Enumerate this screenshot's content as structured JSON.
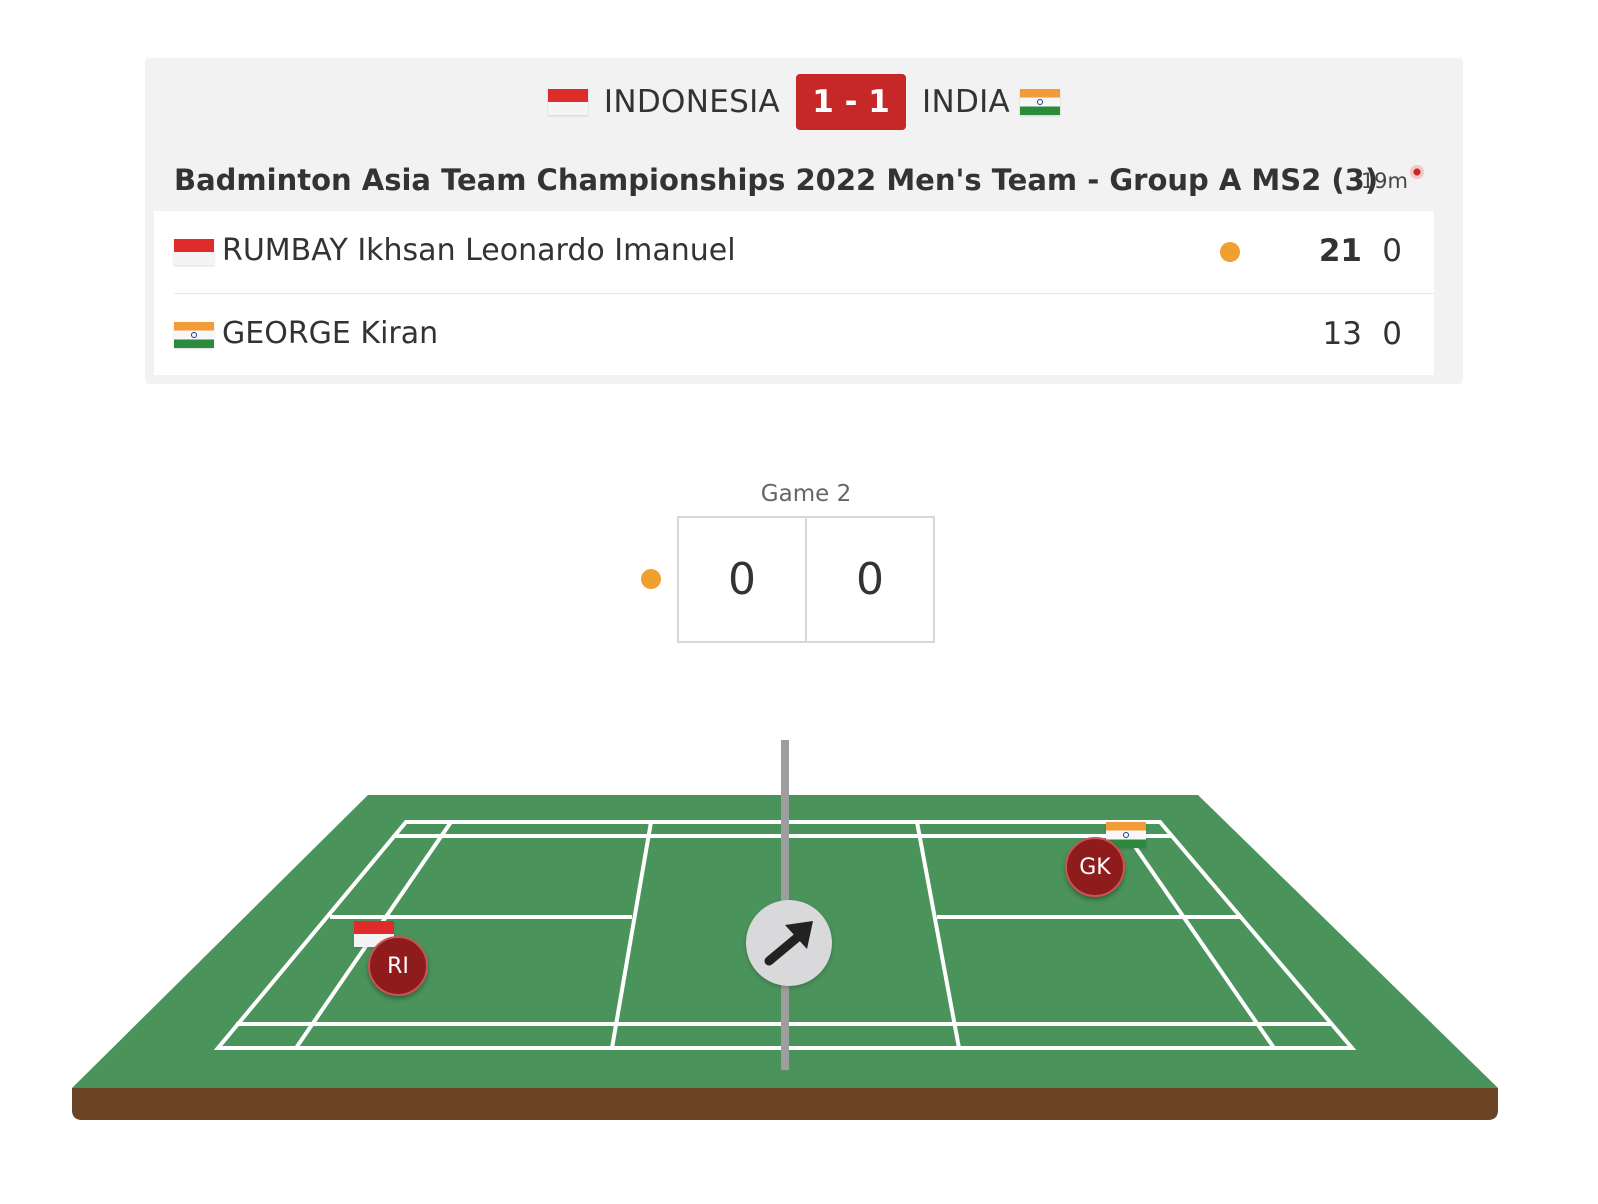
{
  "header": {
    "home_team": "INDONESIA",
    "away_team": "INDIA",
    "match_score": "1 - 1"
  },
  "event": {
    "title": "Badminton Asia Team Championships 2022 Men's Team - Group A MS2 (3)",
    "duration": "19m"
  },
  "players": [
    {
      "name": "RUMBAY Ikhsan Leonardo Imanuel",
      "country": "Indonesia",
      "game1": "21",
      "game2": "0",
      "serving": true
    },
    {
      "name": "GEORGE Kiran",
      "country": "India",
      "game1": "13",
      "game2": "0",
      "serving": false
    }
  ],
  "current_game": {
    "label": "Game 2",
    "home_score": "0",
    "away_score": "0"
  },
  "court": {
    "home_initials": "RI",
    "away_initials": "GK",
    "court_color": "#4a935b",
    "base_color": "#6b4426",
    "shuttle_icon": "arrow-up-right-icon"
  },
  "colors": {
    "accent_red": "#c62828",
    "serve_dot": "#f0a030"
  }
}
************
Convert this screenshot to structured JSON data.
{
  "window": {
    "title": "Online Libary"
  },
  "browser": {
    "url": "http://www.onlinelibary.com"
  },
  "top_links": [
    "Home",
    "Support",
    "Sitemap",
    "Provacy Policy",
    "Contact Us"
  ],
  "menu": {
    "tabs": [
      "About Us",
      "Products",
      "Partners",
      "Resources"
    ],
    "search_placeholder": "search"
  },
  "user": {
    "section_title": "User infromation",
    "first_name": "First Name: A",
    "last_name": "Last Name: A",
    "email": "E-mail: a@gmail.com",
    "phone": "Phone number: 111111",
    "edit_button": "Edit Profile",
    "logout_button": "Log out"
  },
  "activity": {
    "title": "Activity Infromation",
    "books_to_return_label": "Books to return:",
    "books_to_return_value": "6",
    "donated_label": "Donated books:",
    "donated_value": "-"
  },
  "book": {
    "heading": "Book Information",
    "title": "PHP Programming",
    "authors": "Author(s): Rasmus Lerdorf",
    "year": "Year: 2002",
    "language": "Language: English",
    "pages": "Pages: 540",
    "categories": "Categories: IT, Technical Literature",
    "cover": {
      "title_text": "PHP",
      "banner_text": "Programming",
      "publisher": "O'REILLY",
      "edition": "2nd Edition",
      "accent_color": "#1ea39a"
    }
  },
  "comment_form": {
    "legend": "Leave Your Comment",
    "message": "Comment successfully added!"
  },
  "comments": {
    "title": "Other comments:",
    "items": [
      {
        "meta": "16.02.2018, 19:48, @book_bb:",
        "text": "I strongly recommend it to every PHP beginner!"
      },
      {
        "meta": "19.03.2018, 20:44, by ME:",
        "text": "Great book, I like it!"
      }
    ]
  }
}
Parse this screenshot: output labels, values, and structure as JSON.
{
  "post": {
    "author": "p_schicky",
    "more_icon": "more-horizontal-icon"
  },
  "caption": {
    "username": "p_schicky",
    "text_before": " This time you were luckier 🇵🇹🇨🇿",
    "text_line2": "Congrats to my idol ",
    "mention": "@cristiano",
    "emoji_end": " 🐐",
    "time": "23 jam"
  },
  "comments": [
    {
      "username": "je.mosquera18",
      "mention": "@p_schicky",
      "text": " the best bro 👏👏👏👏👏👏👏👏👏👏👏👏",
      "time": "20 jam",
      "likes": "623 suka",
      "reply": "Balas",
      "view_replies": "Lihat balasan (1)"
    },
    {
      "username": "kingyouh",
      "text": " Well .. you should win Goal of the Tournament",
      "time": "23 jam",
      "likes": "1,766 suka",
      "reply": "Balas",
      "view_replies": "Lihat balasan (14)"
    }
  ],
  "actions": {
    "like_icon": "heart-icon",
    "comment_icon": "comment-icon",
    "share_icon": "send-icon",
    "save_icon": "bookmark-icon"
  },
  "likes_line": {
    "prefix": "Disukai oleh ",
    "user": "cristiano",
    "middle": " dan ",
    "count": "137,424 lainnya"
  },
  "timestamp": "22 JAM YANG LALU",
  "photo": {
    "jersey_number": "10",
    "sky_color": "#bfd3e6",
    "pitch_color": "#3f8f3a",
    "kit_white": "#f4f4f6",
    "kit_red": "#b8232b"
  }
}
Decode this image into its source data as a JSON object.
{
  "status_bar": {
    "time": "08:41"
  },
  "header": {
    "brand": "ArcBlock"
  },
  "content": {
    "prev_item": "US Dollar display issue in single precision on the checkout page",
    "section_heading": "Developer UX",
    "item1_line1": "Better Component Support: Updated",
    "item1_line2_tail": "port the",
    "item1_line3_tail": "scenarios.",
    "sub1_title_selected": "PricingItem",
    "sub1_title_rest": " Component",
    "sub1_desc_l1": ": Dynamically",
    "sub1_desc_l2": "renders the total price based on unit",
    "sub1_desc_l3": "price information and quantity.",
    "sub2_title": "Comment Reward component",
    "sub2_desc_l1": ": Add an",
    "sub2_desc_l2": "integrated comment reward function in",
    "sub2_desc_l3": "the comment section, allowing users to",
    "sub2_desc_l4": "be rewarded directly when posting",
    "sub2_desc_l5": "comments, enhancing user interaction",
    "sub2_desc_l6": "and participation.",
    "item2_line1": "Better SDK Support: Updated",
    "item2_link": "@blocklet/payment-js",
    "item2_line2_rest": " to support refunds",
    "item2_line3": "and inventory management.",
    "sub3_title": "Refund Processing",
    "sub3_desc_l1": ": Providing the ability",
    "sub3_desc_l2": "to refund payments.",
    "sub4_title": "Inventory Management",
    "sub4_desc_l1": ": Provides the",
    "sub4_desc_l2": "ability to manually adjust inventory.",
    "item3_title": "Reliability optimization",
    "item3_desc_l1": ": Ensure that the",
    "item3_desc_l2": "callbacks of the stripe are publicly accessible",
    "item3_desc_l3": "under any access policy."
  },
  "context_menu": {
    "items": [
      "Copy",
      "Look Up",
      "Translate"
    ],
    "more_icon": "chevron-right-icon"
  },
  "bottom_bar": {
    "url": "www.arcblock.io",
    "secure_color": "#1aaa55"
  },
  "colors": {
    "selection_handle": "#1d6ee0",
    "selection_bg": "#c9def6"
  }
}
************
Task directions: Tell how many lines include "meta". The number is the whole answer.

Exercise result: 2